> **Written request**:
Write out each line exactly as given. Leave the pictures out of your copy.

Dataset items
>>>>>
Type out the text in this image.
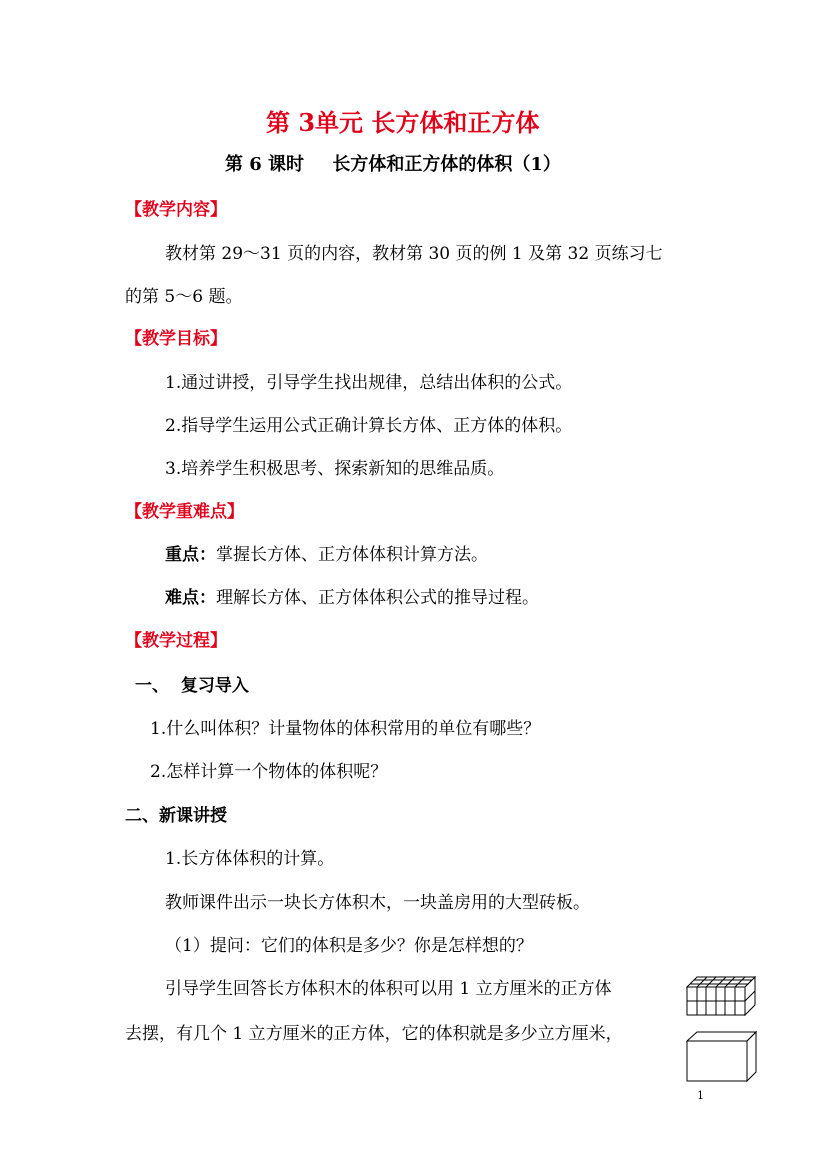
第 3单元 长方体和正方体
第 6 课时 长方体和正方体的体积（1）
【教学内容】
教材第 29～31 页的内容，教材第 30 页的例 1 及第 32 页练习七
的第 5～6 题。
【教学目标】
1.通过讲授，引导学生找出规律，总结出体积的公式。
2.指导学生运用公式正确计算长方体、正方体的体积。
3.培养学生积极思考、探索新知的思维品质。
【教学重难点】
重点：掌握长方体、正方体体积计算方法。
难点：理解长方体、正方体体积公式的推导过程。
【教学过程】
一、  复习导入
1.什么叫体积？计量物体的体积常用的单位有哪些？
2.怎样计算一个物体的体积呢？
二、新课讲授
1.长方体体积的计算。
教师课件出示一块长方体积木，一块盖房用的大型砖板。
（1）提问：它们的体积是多少？你是怎样想的？
引导学生回答长方体积木的体积可以用 1 立方厘米的正方体
去摆，有几个 1 立方厘米的正方体，它的体积就是多少立方厘米，
1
<<<<<
> **Solution to the exercise**:
Type out the text in this image.
第 3单元 长方体和正方体
第 6 课时 长方体和正方体的体积（1）
【教学内容】
教材第 29～31 页的内容，教材第 30 页的例 1 及第 32 页练习七
的第 5～6 题。
【教学目标】
1.通过讲授，引导学生找出规律，总结出体积的公式。
2.指导学生运用公式正确计算长方体、正方体的体积。
3.培养学生积极思考、探索新知的思维品质。
【教学重难点】
重点：掌握长方体、正方体体积计算方法。
难点：理解长方体、正方体体积公式的推导过程。
【教学过程】
一、  复习导入
1.什么叫体积？计量物体的体积常用的单位有哪些？
2.怎样计算一个物体的体积呢？
二、新课讲授
1.长方体体积的计算。
教师课件出示一块长方体积木，一块盖房用的大型砖板。
（1）提问：它们的体积是多少？你是怎样想的？
引导学生回答长方体积木的体积可以用 1 立方厘米的正方体
去摆，有几个 1 立方厘米的正方体，它的体积就是多少立方厘米，
1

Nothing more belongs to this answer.